(Extracted records)
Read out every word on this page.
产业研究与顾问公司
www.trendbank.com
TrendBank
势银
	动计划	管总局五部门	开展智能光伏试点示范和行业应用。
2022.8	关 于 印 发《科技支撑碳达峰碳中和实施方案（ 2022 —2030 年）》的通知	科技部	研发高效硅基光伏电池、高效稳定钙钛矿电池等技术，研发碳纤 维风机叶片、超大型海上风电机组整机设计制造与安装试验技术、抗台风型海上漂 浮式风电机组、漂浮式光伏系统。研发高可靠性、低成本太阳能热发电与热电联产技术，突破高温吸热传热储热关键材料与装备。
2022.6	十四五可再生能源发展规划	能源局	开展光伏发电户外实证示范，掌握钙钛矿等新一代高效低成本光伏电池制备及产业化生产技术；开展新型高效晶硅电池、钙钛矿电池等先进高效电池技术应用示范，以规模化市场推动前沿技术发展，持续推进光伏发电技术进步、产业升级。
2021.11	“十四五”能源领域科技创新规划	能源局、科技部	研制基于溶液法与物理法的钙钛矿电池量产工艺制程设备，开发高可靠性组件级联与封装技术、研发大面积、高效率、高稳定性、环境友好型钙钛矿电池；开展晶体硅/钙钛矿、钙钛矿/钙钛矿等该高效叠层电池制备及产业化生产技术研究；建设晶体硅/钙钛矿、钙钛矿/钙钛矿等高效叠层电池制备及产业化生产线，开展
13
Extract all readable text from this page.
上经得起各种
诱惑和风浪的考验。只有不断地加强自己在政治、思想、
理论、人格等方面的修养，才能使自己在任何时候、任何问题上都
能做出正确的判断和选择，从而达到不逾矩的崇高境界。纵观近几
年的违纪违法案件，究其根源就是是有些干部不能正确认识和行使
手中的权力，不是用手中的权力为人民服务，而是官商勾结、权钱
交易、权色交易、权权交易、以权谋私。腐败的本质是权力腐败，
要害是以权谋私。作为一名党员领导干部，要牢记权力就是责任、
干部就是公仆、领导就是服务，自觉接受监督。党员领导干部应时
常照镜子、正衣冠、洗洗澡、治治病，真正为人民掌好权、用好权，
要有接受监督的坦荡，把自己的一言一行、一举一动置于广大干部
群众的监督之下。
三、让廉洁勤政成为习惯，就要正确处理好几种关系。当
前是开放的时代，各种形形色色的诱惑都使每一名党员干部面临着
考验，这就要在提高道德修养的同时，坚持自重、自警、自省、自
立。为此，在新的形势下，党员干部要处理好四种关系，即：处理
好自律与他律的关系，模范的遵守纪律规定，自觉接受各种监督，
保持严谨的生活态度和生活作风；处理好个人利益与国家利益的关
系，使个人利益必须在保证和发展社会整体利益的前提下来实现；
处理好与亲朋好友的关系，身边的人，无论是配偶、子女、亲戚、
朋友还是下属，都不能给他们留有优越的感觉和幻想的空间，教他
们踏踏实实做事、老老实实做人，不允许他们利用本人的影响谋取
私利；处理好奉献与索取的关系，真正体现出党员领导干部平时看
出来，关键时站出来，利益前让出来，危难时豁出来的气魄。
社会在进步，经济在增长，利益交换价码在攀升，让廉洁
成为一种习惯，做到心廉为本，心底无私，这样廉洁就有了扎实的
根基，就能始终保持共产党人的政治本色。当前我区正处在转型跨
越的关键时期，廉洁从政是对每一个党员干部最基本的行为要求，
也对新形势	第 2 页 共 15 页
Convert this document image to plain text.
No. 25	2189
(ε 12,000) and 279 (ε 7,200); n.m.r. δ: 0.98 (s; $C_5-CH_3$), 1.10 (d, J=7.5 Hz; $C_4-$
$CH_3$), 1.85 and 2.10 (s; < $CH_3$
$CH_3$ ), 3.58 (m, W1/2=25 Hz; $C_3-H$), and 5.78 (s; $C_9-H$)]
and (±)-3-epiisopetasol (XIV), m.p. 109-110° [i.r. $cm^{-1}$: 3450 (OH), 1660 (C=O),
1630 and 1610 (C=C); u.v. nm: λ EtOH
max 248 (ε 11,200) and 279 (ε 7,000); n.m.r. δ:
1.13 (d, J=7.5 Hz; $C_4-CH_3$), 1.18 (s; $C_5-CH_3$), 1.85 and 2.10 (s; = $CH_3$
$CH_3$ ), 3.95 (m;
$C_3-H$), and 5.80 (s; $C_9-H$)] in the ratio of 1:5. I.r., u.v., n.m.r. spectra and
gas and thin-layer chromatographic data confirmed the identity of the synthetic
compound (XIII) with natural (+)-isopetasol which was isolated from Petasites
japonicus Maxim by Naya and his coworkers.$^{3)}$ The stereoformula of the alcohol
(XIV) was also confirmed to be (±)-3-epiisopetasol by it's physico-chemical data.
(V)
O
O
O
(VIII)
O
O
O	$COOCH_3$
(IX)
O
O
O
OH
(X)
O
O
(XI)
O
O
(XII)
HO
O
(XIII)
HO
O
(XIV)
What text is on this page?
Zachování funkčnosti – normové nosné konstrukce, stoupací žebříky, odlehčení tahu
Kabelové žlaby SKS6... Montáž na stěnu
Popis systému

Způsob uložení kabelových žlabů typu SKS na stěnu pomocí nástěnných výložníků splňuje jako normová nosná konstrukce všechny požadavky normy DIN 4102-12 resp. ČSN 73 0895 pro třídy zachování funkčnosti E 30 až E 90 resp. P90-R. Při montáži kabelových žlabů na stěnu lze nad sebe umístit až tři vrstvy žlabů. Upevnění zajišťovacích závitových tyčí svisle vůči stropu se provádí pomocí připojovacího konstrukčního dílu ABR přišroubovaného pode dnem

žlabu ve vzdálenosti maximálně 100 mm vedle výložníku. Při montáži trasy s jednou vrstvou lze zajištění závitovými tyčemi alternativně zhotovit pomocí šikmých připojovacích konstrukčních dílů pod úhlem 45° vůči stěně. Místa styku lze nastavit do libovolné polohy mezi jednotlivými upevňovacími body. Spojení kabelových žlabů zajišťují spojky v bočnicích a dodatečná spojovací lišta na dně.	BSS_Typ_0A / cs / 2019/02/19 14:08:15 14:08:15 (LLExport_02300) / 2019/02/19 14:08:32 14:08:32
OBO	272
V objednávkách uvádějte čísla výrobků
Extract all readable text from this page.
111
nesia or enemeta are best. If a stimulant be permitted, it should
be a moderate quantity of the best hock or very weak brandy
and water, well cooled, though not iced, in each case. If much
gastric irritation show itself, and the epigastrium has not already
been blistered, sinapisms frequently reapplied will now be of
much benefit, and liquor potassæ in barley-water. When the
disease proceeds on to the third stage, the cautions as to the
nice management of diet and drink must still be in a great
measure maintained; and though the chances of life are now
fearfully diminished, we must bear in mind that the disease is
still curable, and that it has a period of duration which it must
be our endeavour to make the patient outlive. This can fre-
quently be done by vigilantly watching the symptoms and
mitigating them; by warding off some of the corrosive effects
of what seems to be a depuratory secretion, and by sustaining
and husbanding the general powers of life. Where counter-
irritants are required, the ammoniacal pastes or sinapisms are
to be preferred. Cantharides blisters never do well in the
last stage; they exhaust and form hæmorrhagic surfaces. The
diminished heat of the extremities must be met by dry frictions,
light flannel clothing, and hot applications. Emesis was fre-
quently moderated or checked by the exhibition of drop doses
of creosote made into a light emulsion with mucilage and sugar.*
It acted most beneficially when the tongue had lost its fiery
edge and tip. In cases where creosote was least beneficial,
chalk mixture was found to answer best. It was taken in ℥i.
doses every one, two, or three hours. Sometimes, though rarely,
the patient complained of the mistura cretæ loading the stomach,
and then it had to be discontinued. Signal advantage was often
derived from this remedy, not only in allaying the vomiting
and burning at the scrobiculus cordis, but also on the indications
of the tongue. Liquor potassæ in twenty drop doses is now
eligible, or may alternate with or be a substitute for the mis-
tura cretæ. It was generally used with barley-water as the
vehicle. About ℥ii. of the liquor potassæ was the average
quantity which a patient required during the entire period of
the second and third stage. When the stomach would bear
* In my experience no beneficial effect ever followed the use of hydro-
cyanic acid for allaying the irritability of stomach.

[SHORT EXERCISE]: In the material above, how many lines hold the word "quantity"? Say only the number.

[TASK RESPONSE]: 2